▶ _WHAT IS EXPECTED_:
Quote the data below in full, please, without altering anything.

▬▬▬

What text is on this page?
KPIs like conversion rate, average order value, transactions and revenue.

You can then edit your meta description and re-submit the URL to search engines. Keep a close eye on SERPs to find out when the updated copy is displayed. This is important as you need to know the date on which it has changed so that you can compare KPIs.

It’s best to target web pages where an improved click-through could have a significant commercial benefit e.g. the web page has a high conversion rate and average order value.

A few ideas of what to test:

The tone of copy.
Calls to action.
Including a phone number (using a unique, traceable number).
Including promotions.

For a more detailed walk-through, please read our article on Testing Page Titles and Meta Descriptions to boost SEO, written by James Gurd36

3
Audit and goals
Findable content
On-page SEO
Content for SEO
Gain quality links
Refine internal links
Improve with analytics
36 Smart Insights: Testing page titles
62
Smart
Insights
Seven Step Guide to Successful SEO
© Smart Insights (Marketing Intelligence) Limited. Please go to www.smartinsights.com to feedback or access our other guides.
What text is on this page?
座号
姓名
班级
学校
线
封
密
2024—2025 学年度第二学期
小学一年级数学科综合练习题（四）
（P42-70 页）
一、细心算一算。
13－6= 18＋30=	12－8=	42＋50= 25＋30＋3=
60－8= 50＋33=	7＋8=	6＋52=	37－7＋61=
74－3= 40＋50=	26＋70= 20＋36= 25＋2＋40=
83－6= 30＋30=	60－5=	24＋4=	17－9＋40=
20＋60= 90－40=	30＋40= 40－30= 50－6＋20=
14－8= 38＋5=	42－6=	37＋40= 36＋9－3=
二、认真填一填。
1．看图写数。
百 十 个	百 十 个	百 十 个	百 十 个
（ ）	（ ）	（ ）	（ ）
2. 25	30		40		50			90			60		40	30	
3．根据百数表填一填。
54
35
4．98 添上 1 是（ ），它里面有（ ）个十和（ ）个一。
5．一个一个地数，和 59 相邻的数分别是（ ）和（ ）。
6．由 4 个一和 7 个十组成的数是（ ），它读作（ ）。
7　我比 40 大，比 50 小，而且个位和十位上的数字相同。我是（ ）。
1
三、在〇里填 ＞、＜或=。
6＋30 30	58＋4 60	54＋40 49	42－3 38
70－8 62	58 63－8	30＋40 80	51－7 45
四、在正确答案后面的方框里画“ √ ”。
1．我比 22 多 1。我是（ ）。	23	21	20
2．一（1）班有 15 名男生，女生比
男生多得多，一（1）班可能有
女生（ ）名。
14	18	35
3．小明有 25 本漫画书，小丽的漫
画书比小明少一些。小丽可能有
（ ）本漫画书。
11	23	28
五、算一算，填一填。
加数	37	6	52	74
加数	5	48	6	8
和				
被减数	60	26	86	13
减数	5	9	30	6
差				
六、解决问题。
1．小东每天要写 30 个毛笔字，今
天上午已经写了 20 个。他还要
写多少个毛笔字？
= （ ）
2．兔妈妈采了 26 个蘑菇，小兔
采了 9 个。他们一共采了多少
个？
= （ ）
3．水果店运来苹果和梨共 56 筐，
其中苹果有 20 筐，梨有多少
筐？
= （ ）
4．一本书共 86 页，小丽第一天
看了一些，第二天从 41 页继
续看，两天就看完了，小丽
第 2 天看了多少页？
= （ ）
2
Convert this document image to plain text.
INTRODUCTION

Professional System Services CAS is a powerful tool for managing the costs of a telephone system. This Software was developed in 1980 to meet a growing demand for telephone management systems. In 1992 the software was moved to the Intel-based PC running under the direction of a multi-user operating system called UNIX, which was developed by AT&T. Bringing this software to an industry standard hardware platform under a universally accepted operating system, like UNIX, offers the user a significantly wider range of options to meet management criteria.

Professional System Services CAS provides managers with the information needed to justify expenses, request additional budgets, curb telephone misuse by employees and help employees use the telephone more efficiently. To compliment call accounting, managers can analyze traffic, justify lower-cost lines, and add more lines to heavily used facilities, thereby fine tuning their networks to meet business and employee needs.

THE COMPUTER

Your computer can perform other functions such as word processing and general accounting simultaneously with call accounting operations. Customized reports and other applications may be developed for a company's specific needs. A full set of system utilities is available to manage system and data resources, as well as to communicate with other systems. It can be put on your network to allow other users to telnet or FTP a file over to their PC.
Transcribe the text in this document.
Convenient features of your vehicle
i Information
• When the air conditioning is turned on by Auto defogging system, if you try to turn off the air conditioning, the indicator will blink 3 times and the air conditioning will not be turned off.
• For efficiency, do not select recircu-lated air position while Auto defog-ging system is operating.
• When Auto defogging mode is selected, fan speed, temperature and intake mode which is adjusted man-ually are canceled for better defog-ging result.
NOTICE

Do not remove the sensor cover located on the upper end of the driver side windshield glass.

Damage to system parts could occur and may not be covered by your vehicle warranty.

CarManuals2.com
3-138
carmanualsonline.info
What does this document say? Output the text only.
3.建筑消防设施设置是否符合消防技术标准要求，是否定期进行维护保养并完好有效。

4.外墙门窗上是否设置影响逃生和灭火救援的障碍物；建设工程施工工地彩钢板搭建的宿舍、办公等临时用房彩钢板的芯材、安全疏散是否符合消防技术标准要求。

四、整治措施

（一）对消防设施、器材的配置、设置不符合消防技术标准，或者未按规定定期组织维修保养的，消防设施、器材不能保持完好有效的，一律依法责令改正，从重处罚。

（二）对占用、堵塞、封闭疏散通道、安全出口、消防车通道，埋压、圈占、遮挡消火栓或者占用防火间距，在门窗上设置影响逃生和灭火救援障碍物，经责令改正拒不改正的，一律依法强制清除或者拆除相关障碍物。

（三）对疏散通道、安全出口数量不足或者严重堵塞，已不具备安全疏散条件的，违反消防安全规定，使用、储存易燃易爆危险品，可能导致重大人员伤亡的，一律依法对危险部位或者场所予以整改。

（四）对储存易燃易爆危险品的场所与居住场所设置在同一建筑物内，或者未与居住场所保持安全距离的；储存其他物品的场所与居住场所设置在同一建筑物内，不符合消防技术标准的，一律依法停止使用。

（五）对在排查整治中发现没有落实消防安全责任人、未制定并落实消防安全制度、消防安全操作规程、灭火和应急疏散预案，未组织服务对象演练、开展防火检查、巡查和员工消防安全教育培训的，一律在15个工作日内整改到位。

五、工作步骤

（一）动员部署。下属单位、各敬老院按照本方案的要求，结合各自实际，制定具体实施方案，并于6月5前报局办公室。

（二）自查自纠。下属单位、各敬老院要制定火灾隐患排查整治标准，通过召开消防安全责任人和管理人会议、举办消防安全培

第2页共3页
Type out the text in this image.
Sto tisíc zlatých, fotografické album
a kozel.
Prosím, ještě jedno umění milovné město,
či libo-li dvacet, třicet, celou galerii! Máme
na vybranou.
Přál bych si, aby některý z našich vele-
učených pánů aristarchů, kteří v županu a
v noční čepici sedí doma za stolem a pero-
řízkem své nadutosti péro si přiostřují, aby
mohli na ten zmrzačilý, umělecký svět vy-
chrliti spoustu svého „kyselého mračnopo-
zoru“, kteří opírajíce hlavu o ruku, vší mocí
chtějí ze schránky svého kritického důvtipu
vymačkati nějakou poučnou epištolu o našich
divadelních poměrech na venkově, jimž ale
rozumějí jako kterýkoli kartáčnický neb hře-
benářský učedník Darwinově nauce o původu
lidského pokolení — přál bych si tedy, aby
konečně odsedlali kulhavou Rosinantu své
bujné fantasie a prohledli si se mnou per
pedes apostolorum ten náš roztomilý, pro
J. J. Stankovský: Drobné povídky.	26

▬▬▬

▶ _SOLUTION FOR THIS PROBLEM_:
What text is on this page?
KPIs like conversion rate, average order value, transactions and revenue.

You can then edit your meta description and re-submit the URL to search engines. Keep a close eye on SERPs to find out when the updated copy is displayed. This is important as you need to know the date on which it has changed so that you can compare KPIs.

It’s best to target web pages where an improved click-through could have a significant commercial benefit e.g. the web page has a high conversion rate and average order value.

A few ideas of what to test:

The tone of copy.
Calls to action.
Including a phone number (using a unique, traceable number).
Including promotions.

For a more detailed walk-through, please read our article on Testing Page Titles and Meta Descriptions to boost SEO, written by James Gurd36

3
Audit and goals
Findable content
On-page SEO
Content for SEO
Gain quality links
Refine internal links
Improve with analytics
36 Smart Insights: Testing page titles
62
Smart
Insights
Seven Step Guide to Successful SEO
© Smart Insights (Marketing Intelligence) Limited. Please go to www.smartinsights.com to feedback or access our other guides.
What text is on this page?
座号
姓名
班级
学校
线
封
密
2024—2025 学年度第二学期
小学一年级数学科综合练习题（四）
（P42-70 页）
一、细心算一算。
13－6= 18＋30=	12－8=	42＋50= 25＋30＋3=
60－8= 50＋33=	7＋8=	6＋52=	37－7＋61=
74－3= 40＋50=	26＋70= 20＋36= 25＋2＋40=
83－6= 30＋30=	60－5=	24＋4=	17－9＋40=
20＋60= 90－40=	30＋40= 40－30= 50－6＋20=
14－8= 38＋5=	42－6=	37＋40= 36＋9－3=
二、认真填一填。
1．看图写数。
百 十 个	百 十 个	百 十 个	百 十 个
（ ）	（ ）	（ ）	（ ）
2. 25	30		40		50			90			60		40	30	
3．根据百数表填一填。
54
35
4．98 添上 1 是（ ），它里面有（ ）个十和（ ）个一。
5．一个一个地数，和 59 相邻的数分别是（ ）和（ ）。
6．由 4 个一和 7 个十组成的数是（ ），它读作（ ）。
7　我比 40 大，比 50 小，而且个位和十位上的数字相同。我是（ ）。
1
三、在〇里填 ＞、＜或=。
6＋30 30	58＋4 60	54＋40 49	42－3 38
70－8 62	58 63－8	30＋40 80	51－7 45
四、在正确答案后面的方框里画“ √ ”。
1．我比 22 多 1。我是（ ）。	23	21	20
2．一（1）班有 15 名男生，女生比
男生多得多，一（1）班可能有
女生（ ）名。
14	18	35
3．小明有 25 本漫画书，小丽的漫
画书比小明少一些。小丽可能有
（ ）本漫画书。
11	23	28
五、算一算，填一填。
加数	37	6	52	74
加数	5	48	6	8
和				
被减数	60	26	86	13
减数	5	9	30	6
差				
六、解决问题。
1．小东每天要写 30 个毛笔字，今
天上午已经写了 20 个。他还要
写多少个毛笔字？
= （ ）
2．兔妈妈采了 26 个蘑菇，小兔
采了 9 个。他们一共采了多少
个？
= （ ）
3．水果店运来苹果和梨共 56 筐，
其中苹果有 20 筐，梨有多少
筐？
= （ ）
4．一本书共 86 页，小丽第一天
看了一些，第二天从 41 页继
续看，两天就看完了，小丽
第 2 天看了多少页？
= （ ）
2
Convert this document image to plain text.
INTRODUCTION

Professional System Services CAS is a powerful tool for managing the costs of a telephone system. This Software was developed in 1980 to meet a growing demand for telephone management systems. In 1992 the software was moved to the Intel-based PC running under the direction of a multi-user operating system called UNIX, which was developed by AT&T. Bringing this software to an industry standard hardware platform under a universally accepted operating system, like UNIX, offers the user a significantly wider range of options to meet management criteria.

Professional System Services CAS provides managers with the information needed to justify expenses, request additional budgets, curb telephone misuse by employees and help employees use the telephone more efficiently. To compliment call accounting, managers can analyze traffic, justify lower-cost lines, and add more lines to heavily used facilities, thereby fine tuning their networks to meet business and employee needs.

THE COMPUTER

Your computer can perform other functions such as word processing and general accounting simultaneously with call accounting operations. Customized reports and other applications may be developed for a company's specific needs. A full set of system utilities is available to manage system and data resources, as well as to communicate with other systems. It can be put on your network to allow other users to telnet or FTP a file over to their PC.
Transcribe the text in this document.
Convenient features of your vehicle
i Information
• When the air conditioning is turned on by Auto defogging system, if you try to turn off the air conditioning, the indicator will blink 3 times and the air conditioning will not be turned off.
• For efficiency, do not select recircu-lated air position while Auto defog-ging system is operating.
• When Auto defogging mode is selected, fan speed, temperature and intake mode which is adjusted man-ually are canceled for better defog-ging result.
NOTICE

Do not remove the sensor cover located on the upper end of the driver side windshield glass.

Damage to system parts could occur and may not be covered by your vehicle warranty.

CarManuals2.com
3-138
carmanualsonline.info
What does this document say? Output the text only.
3.建筑消防设施设置是否符合消防技术标准要求，是否定期进行维护保养并完好有效。

4.外墙门窗上是否设置影响逃生和灭火救援的障碍物；建设工程施工工地彩钢板搭建的宿舍、办公等临时用房彩钢板的芯材、安全疏散是否符合消防技术标准要求。

四、整治措施

（一）对消防设施、器材的配置、设置不符合消防技术标准，或者未按规定定期组织维修保养的，消防设施、器材不能保持完好有效的，一律依法责令改正，从重处罚。

（二）对占用、堵塞、封闭疏散通道、安全出口、消防车通道，埋压、圈占、遮挡消火栓或者占用防火间距，在门窗上设置影响逃生和灭火救援障碍物，经责令改正拒不改正的，一律依法强制清除或者拆除相关障碍物。

（三）对疏散通道、安全出口数量不足或者严重堵塞，已不具备安全疏散条件的，违反消防安全规定，使用、储存易燃易爆危险品，可能导致重大人员伤亡的，一律依法对危险部位或者场所予以整改。

（四）对储存易燃易爆危险品的场所与居住场所设置在同一建筑物内，或者未与居住场所保持安全距离的；储存其他物品的场所与居住场所设置在同一建筑物内，不符合消防技术标准的，一律依法停止使用。

（五）对在排查整治中发现没有落实消防安全责任人、未制定并落实消防安全制度、消防安全操作规程、灭火和应急疏散预案，未组织服务对象演练、开展防火检查、巡查和员工消防安全教育培训的，一律在15个工作日内整改到位。

五、工作步骤

（一）动员部署。下属单位、各敬老院按照本方案的要求，结合各自实际，制定具体实施方案，并于6月5前报局办公室。

（二）自查自纠。下属单位、各敬老院要制定火灾隐患排查整治标准，通过召开消防安全责任人和管理人会议、举办消防安全培

第2页共3页
Type out the text in this image.
Sto tisíc zlatých, fotografické album
a kozel.
Prosím, ještě jedno umění milovné město,
či libo-li dvacet, třicet, celou galerii! Máme
na vybranou.
Přál bych si, aby některý z našich vele-
učených pánů aristarchů, kteří v županu a
v noční čepici sedí doma za stolem a pero-
řízkem své nadutosti péro si přiostřují, aby
mohli na ten zmrzačilý, umělecký svět vy-
chrliti spoustu svého „kyselého mračnopo-
zoru“, kteří opírajíce hlavu o ruku, vší mocí
chtějí ze schránky svého kritického důvtipu
vymačkati nějakou poučnou epištolu o našich
divadelních poměrech na venkově, jimž ale
rozumějí jako kterýkoli kartáčnický neb hře-
benářský učedník Darwinově nauce o původu
lidského pokolení — přál bych si tedy, aby
konečně odsedlali kulhavou Rosinantu své
bujné fantasie a prohledli si se mnou per
pedes apostolorum ten náš roztomilý, pro
J. J. Stankovský: Drobné povídky.	26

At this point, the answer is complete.